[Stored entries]

○ ○ ○

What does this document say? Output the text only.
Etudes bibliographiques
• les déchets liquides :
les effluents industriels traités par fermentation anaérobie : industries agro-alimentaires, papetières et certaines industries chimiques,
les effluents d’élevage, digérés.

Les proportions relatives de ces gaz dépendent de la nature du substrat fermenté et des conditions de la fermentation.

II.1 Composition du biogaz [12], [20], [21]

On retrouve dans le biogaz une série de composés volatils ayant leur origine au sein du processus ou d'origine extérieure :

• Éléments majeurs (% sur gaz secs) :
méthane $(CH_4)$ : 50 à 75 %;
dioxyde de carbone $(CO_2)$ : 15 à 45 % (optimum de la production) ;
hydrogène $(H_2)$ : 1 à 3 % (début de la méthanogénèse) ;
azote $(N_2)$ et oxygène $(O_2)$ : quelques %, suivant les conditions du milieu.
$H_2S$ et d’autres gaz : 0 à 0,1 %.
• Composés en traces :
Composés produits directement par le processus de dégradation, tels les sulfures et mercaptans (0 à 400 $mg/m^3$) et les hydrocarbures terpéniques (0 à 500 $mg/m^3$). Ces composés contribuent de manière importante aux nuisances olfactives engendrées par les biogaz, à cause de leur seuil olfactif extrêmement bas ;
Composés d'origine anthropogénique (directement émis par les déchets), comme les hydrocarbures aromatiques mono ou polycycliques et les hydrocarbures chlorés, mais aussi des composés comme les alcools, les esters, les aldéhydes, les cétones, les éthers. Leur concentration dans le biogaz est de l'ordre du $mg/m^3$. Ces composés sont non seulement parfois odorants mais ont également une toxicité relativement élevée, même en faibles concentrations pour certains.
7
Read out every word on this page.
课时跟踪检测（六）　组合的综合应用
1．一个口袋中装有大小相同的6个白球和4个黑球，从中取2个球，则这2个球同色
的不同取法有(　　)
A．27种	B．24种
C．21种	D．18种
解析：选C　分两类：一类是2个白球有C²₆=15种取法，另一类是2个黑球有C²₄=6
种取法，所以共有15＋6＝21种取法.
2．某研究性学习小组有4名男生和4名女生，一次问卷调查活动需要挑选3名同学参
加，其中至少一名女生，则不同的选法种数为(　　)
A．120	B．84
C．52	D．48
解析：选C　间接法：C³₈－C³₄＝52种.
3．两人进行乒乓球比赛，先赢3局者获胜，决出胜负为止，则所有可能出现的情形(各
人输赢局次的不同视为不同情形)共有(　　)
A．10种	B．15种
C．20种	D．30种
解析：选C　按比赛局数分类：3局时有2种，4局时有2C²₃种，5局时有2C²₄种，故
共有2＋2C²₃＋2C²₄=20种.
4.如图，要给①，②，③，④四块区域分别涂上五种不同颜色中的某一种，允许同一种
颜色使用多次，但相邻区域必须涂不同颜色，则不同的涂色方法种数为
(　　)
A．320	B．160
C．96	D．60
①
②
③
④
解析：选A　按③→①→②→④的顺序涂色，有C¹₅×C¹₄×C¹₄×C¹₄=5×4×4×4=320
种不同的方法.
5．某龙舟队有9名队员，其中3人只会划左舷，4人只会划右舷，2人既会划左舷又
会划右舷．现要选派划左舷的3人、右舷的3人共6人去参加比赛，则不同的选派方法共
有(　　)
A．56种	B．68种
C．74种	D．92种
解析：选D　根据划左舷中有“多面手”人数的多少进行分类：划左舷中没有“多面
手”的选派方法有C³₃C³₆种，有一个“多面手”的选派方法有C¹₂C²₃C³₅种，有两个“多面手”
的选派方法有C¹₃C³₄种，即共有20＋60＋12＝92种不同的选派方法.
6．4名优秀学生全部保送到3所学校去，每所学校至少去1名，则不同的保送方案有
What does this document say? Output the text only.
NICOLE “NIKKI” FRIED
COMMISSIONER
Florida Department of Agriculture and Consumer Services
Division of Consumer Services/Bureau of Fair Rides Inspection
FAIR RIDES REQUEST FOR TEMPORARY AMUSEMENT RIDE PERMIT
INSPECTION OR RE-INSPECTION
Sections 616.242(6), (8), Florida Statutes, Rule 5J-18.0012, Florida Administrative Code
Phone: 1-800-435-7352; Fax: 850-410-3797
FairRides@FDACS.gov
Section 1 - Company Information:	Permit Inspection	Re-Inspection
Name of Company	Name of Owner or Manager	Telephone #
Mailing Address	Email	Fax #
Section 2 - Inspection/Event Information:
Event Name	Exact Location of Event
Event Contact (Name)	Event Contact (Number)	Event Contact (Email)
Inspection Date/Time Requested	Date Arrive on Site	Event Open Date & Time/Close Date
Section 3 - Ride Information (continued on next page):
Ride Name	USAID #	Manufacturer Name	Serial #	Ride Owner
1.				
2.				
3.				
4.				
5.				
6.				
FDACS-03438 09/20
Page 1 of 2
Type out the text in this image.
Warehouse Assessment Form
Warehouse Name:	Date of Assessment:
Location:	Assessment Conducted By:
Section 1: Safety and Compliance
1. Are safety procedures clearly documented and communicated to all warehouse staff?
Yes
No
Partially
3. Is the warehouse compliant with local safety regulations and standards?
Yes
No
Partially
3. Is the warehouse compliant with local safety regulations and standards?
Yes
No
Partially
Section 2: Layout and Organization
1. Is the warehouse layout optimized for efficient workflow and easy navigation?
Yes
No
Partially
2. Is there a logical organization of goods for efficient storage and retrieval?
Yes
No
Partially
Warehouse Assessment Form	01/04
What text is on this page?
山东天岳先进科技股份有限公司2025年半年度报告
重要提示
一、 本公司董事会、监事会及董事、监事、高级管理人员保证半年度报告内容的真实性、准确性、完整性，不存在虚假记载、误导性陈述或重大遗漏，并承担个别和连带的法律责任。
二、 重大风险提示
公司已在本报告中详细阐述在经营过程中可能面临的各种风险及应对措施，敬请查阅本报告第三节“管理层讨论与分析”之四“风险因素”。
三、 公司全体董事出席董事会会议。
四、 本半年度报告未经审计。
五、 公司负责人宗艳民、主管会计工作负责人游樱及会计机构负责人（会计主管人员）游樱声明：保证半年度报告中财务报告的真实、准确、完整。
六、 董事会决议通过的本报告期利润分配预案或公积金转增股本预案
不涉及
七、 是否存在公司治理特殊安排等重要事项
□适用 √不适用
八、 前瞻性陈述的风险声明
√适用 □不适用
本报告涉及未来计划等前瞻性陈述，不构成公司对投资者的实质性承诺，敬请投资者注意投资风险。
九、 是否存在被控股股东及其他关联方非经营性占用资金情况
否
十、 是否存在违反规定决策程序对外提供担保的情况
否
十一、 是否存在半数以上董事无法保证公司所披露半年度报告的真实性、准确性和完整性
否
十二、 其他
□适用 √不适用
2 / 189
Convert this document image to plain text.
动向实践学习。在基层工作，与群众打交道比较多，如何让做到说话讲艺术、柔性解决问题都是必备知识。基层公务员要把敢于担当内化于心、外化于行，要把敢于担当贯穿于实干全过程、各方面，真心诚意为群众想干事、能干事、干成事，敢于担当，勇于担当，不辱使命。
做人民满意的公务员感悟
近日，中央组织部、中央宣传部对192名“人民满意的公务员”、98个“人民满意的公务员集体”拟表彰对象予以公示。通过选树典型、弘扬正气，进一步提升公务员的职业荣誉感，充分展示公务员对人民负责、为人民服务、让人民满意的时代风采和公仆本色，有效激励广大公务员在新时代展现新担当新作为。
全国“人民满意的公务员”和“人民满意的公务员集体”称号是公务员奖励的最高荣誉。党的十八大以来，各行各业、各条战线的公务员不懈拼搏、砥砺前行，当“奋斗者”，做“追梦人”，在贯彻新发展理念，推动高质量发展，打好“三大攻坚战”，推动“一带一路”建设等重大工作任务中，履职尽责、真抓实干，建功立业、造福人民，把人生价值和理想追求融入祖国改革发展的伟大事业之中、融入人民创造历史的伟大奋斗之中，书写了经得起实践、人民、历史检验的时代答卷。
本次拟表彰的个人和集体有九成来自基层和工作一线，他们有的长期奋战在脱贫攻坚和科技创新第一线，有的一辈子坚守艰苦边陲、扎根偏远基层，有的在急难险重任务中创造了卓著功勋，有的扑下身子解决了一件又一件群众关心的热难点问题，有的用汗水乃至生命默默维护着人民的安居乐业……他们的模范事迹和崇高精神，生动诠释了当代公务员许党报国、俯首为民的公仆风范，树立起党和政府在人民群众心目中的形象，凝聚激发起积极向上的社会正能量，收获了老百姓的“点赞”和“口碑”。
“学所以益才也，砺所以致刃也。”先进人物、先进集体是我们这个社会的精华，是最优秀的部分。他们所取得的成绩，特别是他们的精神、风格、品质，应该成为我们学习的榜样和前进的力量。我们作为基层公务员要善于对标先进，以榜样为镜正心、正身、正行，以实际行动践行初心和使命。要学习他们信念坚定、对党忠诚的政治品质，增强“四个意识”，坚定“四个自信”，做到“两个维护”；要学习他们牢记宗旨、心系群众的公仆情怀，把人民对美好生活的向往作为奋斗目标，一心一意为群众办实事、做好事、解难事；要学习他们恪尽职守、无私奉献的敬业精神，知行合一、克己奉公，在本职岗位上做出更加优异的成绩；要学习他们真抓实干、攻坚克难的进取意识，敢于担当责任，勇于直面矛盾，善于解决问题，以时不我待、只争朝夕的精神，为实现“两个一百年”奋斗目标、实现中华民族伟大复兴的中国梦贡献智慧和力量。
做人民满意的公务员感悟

○ ○ ○

#### [WHAT YOU SHOULD DO]
Locate all lines in the listing above with the word "text" and copy them.

#### [RESPONSE TO THIS EXERCISE]
What does this document say? Output the text only.
What does this document say? Output the text only.
Type out the text in this image.
What text is on this page?
Convert this document image to plain text.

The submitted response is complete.